• [ПРИВЕДЁННЫЙ ТЕКСТ]
━━━

Здесь мы должны развеять несколько наветов, облыжно возводимых на
чревоугодие. Первый -- отождествление чревоугодия и прожорливости. Спору
нет, умеющий угождать своему желудку, умеет ублажать его обильно. Однако
важнее в чревоугодии -- разнообразие яств, умение соткать тонкое полотно
вкусовых ощущений, не смешать их в неверных пропорциях и не нарушить строгих
закономерностей сочетания различных блюд. Изысканная пища воспитывает
умеренность потребностей и утонченность их. К сожалению, искусство
чревоугодия давно захирело. В нашем тусклом мире от него остался жалкий
ублюдок -- обжорство, тем отвратительнее, чем голоднее предающийся ему.
Разве угадаешь в этом постыдном потомке изящного, утонченного предка?
Второй поклеп -- в неопрятности чревоугодия, в неэстетичности его
проявлений. Я убежден, что чревоугодие -- не менее высокое искусство, чем
живопись, литература или музыка. И напрасно думают, что все имеют к нему
способности -- было бы что есть. Нет, как и во всяком ином виде
человеческого самоутверждения, здесь необходима особая одаренность; но и она
приносит плоды лишь после долгого труда. Угождающий чреву, если он
достаточно воспитан своей страстью, весьма переборчив в еде, и уже поэтому
опрятен. Даже удовлетворяющее его вкус блюдо он никогда не станет есть как
попало. Ведь каждому яству присущ свой церемониал его отведывания. В
процессе принятия пищи должна установиться гармония между едой и
человеческим организмом. В открытии законов этой гармонии и следовании им --
смысл чревоугодия. И потому вполне развившееся чревоугодие порождает
гурманство -- эту искусную поэтизацию еды.

━━━

Записи коллекции

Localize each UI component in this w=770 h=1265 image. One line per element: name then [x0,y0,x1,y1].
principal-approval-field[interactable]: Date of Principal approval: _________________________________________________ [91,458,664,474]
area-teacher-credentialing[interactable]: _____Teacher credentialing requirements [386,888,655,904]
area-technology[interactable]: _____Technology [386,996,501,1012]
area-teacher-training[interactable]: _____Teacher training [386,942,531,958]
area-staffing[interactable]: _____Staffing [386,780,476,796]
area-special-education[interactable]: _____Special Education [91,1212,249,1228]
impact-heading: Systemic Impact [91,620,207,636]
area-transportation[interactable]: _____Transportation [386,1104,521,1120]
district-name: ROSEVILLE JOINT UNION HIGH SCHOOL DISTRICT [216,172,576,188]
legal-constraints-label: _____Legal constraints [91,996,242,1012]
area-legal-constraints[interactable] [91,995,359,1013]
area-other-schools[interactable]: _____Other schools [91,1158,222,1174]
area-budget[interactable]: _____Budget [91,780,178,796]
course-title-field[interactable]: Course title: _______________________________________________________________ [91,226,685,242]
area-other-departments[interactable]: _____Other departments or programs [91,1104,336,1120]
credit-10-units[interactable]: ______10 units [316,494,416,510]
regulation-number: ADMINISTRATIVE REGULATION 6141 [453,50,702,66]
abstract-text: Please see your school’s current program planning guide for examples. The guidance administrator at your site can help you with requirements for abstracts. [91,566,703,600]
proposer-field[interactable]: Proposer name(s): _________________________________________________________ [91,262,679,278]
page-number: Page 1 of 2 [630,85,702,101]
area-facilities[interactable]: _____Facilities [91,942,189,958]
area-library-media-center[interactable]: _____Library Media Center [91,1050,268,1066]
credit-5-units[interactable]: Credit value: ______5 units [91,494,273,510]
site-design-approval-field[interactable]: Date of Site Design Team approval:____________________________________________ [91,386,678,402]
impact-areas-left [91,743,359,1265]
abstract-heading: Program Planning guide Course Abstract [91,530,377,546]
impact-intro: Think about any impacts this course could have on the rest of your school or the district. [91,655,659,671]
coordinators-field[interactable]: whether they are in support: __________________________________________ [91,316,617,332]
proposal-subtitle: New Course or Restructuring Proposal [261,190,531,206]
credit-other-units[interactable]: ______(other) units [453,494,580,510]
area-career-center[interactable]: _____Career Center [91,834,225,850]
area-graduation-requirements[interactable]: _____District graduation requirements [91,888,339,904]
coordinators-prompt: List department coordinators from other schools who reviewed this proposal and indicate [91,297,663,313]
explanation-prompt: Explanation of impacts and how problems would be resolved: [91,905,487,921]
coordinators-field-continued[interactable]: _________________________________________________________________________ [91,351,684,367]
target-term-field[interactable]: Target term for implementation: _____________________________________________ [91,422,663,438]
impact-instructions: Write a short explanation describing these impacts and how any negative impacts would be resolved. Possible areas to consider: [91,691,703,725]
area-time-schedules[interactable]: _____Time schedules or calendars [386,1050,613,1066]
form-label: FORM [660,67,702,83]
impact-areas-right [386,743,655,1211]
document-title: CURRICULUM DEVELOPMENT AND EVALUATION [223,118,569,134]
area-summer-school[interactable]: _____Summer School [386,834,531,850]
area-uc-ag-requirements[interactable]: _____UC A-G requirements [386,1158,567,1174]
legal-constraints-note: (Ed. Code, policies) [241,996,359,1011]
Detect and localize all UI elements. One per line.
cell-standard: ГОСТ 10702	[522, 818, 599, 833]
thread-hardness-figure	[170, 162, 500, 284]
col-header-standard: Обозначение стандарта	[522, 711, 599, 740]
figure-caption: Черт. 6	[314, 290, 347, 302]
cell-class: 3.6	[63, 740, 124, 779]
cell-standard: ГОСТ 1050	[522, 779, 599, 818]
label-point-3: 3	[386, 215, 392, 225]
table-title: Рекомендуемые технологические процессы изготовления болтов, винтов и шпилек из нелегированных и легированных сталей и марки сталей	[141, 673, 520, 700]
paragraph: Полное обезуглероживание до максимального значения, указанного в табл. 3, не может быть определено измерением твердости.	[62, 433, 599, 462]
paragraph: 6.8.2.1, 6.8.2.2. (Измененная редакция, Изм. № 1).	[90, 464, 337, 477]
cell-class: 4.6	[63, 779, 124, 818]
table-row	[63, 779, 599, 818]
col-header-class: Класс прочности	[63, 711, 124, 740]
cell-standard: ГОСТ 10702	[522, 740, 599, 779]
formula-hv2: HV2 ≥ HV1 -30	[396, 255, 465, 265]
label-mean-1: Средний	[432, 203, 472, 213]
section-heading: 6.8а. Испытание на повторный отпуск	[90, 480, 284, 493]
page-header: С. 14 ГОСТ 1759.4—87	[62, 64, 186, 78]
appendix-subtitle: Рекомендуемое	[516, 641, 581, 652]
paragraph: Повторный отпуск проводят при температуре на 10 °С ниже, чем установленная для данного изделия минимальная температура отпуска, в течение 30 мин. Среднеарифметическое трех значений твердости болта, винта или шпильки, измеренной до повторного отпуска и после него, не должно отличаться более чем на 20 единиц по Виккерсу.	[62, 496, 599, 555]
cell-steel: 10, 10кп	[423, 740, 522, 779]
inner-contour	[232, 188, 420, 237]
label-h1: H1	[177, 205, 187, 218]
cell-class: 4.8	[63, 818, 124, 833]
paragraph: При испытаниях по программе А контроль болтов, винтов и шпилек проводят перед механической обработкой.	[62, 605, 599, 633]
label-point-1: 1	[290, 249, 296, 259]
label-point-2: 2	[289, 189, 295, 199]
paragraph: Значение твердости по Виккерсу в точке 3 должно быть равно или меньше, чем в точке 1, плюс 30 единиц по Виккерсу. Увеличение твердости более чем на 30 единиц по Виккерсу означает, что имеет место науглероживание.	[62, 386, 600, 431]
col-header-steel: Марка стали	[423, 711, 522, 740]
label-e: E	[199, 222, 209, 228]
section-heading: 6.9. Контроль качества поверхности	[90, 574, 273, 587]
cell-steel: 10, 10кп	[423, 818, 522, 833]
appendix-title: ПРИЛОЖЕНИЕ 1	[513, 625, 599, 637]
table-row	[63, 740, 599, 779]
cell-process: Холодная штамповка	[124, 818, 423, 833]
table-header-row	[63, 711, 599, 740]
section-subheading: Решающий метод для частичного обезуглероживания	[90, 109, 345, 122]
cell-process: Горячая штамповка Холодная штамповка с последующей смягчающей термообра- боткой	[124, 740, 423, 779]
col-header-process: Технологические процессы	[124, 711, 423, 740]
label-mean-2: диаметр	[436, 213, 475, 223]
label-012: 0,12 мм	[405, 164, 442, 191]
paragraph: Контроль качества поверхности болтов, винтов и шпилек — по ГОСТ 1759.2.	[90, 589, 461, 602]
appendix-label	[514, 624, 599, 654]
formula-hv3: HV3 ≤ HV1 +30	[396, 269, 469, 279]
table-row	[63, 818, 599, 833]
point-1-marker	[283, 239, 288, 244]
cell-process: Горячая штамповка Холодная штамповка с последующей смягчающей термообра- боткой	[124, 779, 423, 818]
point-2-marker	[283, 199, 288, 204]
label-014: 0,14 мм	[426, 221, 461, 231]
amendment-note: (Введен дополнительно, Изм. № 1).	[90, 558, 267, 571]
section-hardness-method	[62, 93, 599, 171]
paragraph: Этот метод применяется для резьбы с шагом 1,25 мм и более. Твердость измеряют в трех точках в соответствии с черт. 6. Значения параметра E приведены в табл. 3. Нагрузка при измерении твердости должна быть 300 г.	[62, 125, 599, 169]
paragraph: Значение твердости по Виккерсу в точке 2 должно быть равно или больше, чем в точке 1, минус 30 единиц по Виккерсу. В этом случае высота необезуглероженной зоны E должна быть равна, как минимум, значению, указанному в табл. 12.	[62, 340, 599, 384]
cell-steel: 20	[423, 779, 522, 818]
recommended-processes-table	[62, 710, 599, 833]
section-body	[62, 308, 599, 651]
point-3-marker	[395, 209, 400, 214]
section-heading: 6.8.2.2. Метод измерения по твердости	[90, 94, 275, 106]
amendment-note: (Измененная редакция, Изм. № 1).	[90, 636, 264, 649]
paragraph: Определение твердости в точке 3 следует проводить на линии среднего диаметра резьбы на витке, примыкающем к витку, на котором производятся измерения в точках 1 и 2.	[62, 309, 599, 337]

━━━

• [УСЛОВИЕ ЗАДАНИЯ] Воспроизведите дословно фрагмент рассуждения о чревоугодии, начиная со слов «Здесь мы должны» и далее вплоть до слов «изящного, утонченного предка?».

• [ГОТОВЫЙ ОТВЕТ]
Здесь мы должны развеять несколько наветов, облыжно возводимых на
чревоугодие. Первый -- отождествление чревоугодия и прожорливости. Спору
нет, умеющий угождать своему желудку, умеет ублажать его обильно. Однако
важнее в чревоугодии -- разнообразие яств, умение соткать тонкое полотно
вкусовых ощущений, не смешать их в неверных пропорциях и не нарушить строгих
закономерностей сочетания различных блюд. Изысканная пища воспитывает
умеренность потребностей и утонченность их. К сожалению, искусство
чревоугодия давно захирело. В нашем тусклом мире от него остался жалкий
ублюдок -- обжорство, тем отвратительнее, чем голоднее предающийся ему.
Разве угадаешь в этом постыдном потомке изящного, утонченного предка?